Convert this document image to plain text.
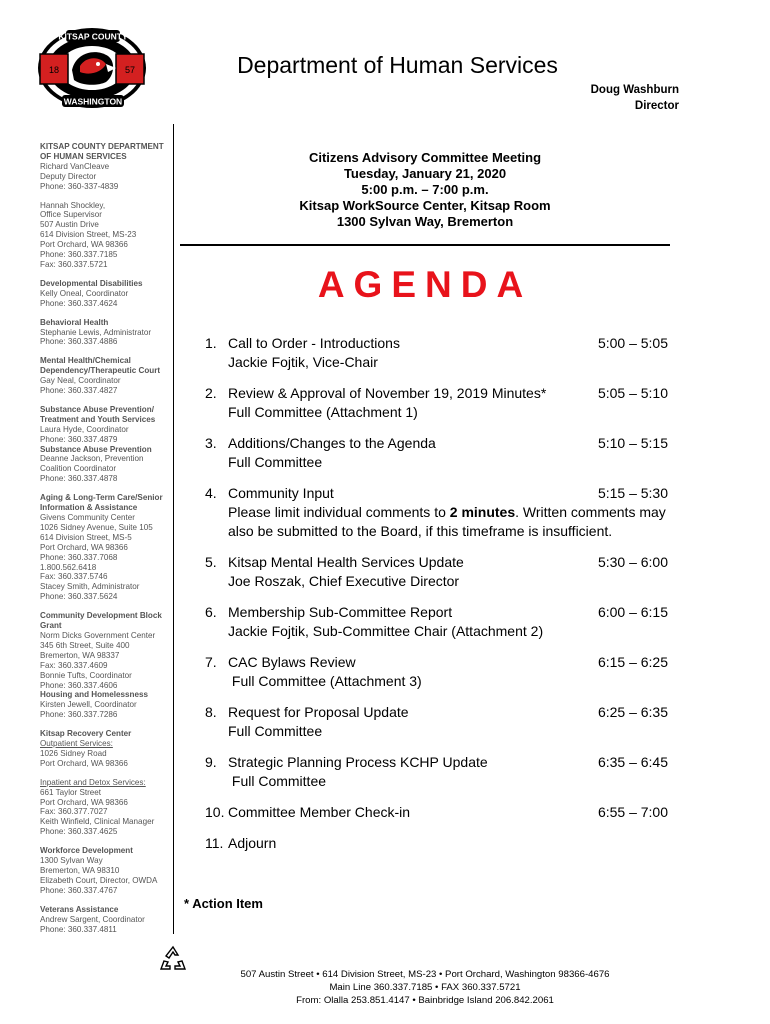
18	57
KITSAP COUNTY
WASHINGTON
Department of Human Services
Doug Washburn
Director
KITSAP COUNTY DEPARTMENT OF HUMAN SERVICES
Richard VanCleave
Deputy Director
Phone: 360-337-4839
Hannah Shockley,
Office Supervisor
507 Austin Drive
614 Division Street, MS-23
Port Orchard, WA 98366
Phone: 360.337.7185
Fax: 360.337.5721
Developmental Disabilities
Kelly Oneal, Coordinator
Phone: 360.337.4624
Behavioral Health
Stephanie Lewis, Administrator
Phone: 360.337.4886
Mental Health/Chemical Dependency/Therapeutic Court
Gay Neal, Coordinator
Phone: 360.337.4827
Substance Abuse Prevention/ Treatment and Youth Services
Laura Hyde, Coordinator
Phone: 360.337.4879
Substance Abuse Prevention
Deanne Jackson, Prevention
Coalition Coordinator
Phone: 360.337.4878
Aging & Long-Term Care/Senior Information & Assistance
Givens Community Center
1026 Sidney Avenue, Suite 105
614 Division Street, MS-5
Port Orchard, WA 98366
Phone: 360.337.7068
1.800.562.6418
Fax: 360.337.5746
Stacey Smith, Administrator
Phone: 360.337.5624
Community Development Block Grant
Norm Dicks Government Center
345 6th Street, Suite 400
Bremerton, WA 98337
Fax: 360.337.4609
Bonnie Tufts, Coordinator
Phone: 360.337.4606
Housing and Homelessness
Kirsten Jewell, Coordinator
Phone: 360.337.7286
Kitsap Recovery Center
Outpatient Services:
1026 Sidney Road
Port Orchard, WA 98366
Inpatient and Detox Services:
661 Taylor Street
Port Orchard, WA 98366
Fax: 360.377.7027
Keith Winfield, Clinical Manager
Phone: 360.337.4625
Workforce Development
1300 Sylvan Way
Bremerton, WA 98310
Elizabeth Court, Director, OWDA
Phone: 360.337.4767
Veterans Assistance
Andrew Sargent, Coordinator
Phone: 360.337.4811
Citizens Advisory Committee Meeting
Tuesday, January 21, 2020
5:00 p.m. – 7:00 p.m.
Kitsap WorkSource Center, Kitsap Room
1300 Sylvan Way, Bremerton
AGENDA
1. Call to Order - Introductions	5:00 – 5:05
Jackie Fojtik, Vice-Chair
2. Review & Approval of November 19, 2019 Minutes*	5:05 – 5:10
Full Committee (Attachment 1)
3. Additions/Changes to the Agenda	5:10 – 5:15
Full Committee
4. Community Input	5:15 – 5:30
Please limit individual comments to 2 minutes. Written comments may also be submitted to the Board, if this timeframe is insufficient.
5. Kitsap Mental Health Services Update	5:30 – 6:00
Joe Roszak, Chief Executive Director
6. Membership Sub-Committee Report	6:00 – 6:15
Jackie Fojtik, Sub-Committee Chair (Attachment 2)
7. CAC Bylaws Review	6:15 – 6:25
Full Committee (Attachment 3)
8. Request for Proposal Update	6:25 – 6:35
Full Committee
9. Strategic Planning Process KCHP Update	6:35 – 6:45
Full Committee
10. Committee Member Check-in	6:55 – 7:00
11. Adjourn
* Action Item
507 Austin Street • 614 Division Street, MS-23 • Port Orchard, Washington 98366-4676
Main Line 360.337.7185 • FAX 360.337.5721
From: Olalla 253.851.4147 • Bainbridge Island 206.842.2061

------------------------------------

(EXERCISE AIM) Leave out all pictures, then copy the remaining material exactly.

(EXERCISE RESULT)
Convert this document image to plain text.
18	57
KITSAP COUNTY
WASHINGTON
Department of Human Services
Doug Washburn
Director
KITSAP COUNTY DEPARTMENT OF HUMAN SERVICES
Richard VanCleave
Deputy Director
Phone: 360-337-4839
Hannah Shockley,
Office Supervisor
507 Austin Drive
614 Division Street, MS-23
Port Orchard, WA 98366
Phone: 360.337.7185
Fax: 360.337.5721
Developmental Disabilities
Kelly Oneal, Coordinator
Phone: 360.337.4624
Behavioral Health
Stephanie Lewis, Administrator
Phone: 360.337.4886
Mental Health/Chemical Dependency/Therapeutic Court
Gay Neal, Coordinator
Phone: 360.337.4827
Substance Abuse Prevention/ Treatment and Youth Services
Laura Hyde, Coordinator
Phone: 360.337.4879
Substance Abuse Prevention
Deanne Jackson, Prevention
Coalition Coordinator
Phone: 360.337.4878
Aging & Long-Term Care/Senior Information & Assistance
Givens Community Center
1026 Sidney Avenue, Suite 105
614 Division Street, MS-5
Port Orchard, WA 98366
Phone: 360.337.7068
1.800.562.6418
Fax: 360.337.5746
Stacey Smith, Administrator
Phone: 360.337.5624
Community Development Block Grant
Norm Dicks Government Center
345 6th Street, Suite 400
Bremerton, WA 98337
Fax: 360.337.4609
Bonnie Tufts, Coordinator
Phone: 360.337.4606
Housing and Homelessness
Kirsten Jewell, Coordinator
Phone: 360.337.7286
Kitsap Recovery Center
Outpatient Services:
1026 Sidney Road
Port Orchard, WA 98366
Inpatient and Detox Services:
661 Taylor Street
Port Orchard, WA 98366
Fax: 360.377.7027
Keith Winfield, Clinical Manager
Phone: 360.337.4625
Workforce Development
1300 Sylvan Way
Bremerton, WA 98310
Elizabeth Court, Director, OWDA
Phone: 360.337.4767
Veterans Assistance
Andrew Sargent, Coordinator
Phone: 360.337.4811
Citizens Advisory Committee Meeting
Tuesday, January 21, 2020
5:00 p.m. – 7:00 p.m.
Kitsap WorkSource Center, Kitsap Room
1300 Sylvan Way, Bremerton
AGENDA
1. Call to Order - Introductions	5:00 – 5:05
Jackie Fojtik, Vice-Chair
2. Review & Approval of November 19, 2019 Minutes*	5:05 – 5:10
Full Committee (Attachment 1)
3. Additions/Changes to the Agenda	5:10 – 5:15
Full Committee
4. Community Input	5:15 – 5:30
Please limit individual comments to 2 minutes. Written comments may also be submitted to the Board, if this timeframe is insufficient.
5. Kitsap Mental Health Services Update	5:30 – 6:00
Joe Roszak, Chief Executive Director
6. Membership Sub-Committee Report	6:00 – 6:15
Jackie Fojtik, Sub-Committee Chair (Attachment 2)
7. CAC Bylaws Review	6:15 – 6:25
Full Committee (Attachment 3)
8. Request for Proposal Update	6:25 – 6:35
Full Committee
9. Strategic Planning Process KCHP Update	6:35 – 6:45
Full Committee
10. Committee Member Check-in	6:55 – 7:00
11. Adjourn
* Action Item
507 Austin Street • 614 Division Street, MS-23 • Port Orchard, Washington 98366-4676
Main Line 360.337.7185 • FAX 360.337.5721
From: Olalla 253.851.4147 • Bainbridge Island 206.842.2061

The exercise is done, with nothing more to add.